_Raw records_
--- --- ---

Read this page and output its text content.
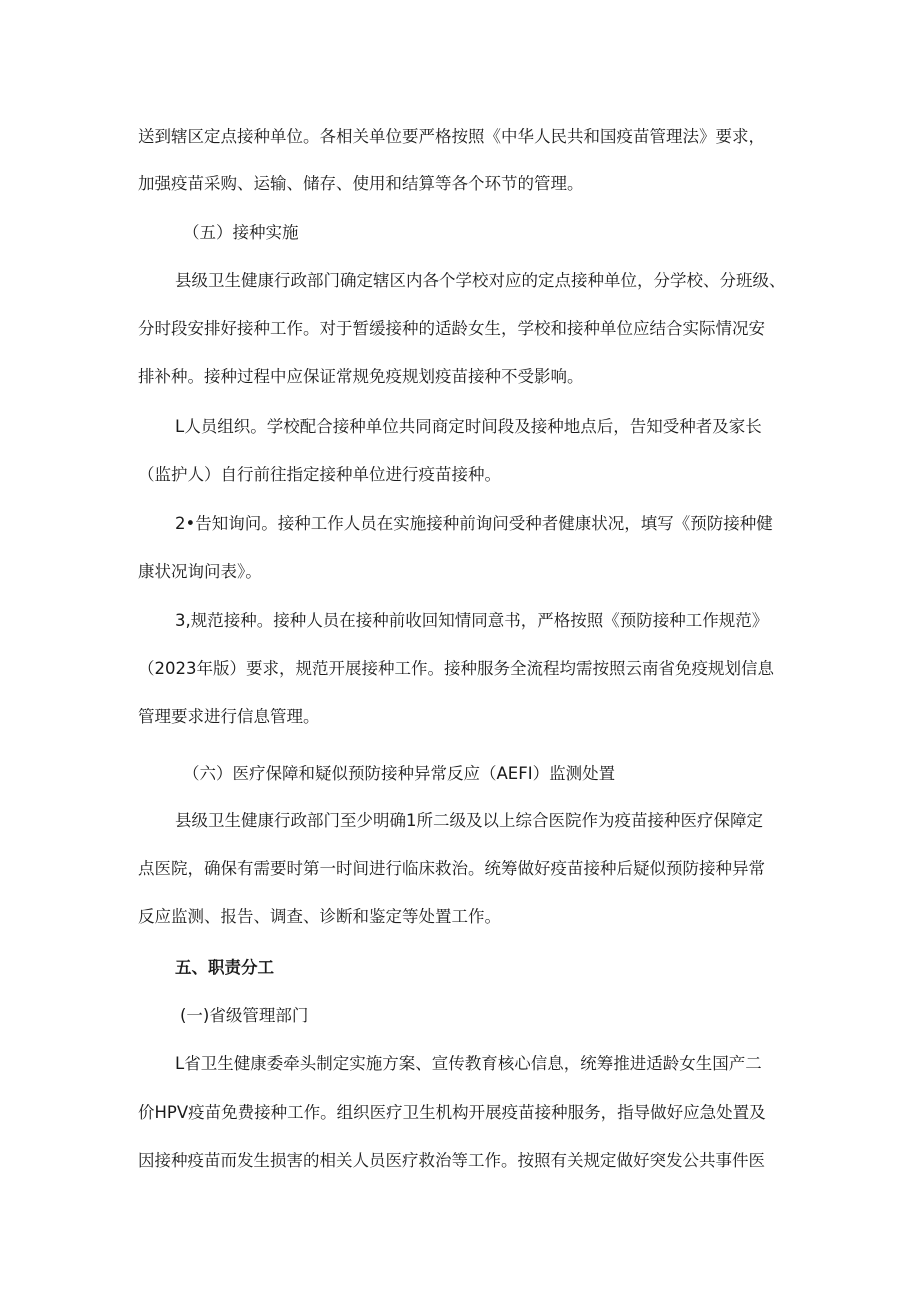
送到辖区定点接种单位。各相关单位要严格按照《中华人民共和国疫苗管理法》要求，
加强疫苗采购、运输、储存、使用和结算等各个环节的管理。
（五）接种实施
县级卫生健康行政部门确定辖区内各个学校对应的定点接种单位，分学校、分班级、
分时段安排好接种工作。对于暂缓接种的适龄女生，学校和接种单位应结合实际情况安
排补种。接种过程中应保证常规免疫规划疫苗接种不受影响。
L人员组织。学校配合接种单位共同商定时间段及接种地点后，告知受种者及家长
（监护人）自行前往指定接种单位进行疫苗接种。
2•告知询问。接种工作人员在实施接种前询问受种者健康状况，填写《预防接种健
康状况询问表》。
3,规范接种。接种人员在接种前收回知情同意书，严格按照《预防接种工作规范》
（2023年版）要求，规范开展接种工作。接种服务全流程均需按照云南省免疫规划信息
管理要求进行信息管理。
（六）医疗保障和疑似预防接种异常反应（AEFI）监测处置
县级卫生健康行政部门至少明确1所二级及以上综合医院作为疫苗接种医疗保障定
点医院，确保有需要时第一时间进行临床救治。统筹做好疫苗接种后疑似预防接种异常
反应监测、报告、调查、诊断和鉴定等处置工作。
五、职责分工
(一)省级管理部门
L省卫生健康委牵头制定实施方案、宣传教育核心信息，统筹推进适龄女生国产二
价HPV疫苗免费接种工作。组织医疗卫生机构开展疫苗接种服务，指导做好应急处置及
因接种疫苗而发生损害的相关人员医疗救治等工作。按照有关规定做好突发公共事件医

--- --- ---

Each record should be quoted exactly, with the images omitted.

Read this page and output its text content.
送到辖区定点接种单位。各相关单位要严格按照《中华人民共和国疫苗管理法》要求，
加强疫苗采购、运输、储存、使用和结算等各个环节的管理。
（五）接种实施
县级卫生健康行政部门确定辖区内各个学校对应的定点接种单位，分学校、分班级、
分时段安排好接种工作。对于暂缓接种的适龄女生，学校和接种单位应结合实际情况安
排补种。接种过程中应保证常规免疫规划疫苗接种不受影响。
L人员组织。学校配合接种单位共同商定时间段及接种地点后，告知受种者及家长
（监护人）自行前往指定接种单位进行疫苗接种。
2•告知询问。接种工作人员在实施接种前询问受种者健康状况，填写《预防接种健
康状况询问表》。
3,规范接种。接种人员在接种前收回知情同意书，严格按照《预防接种工作规范》
（2023年版）要求，规范开展接种工作。接种服务全流程均需按照云南省免疫规划信息
管理要求进行信息管理。
（六）医疗保障和疑似预防接种异常反应（AEFI）监测处置
县级卫生健康行政部门至少明确1所二级及以上综合医院作为疫苗接种医疗保障定
点医院，确保有需要时第一时间进行临床救治。统筹做好疫苗接种后疑似预防接种异常
反应监测、报告、调查、诊断和鉴定等处置工作。
五、职责分工
(一)省级管理部门
L省卫生健康委牵头制定实施方案、宣传教育核心信息，统筹推进适龄女生国产二
价HPV疫苗免费接种工作。组织医疗卫生机构开展疫苗接种服务，指导做好应急处置及
因接种疫苗而发生损害的相关人员医疗救治等工作。按照有关规定做好突发公共事件医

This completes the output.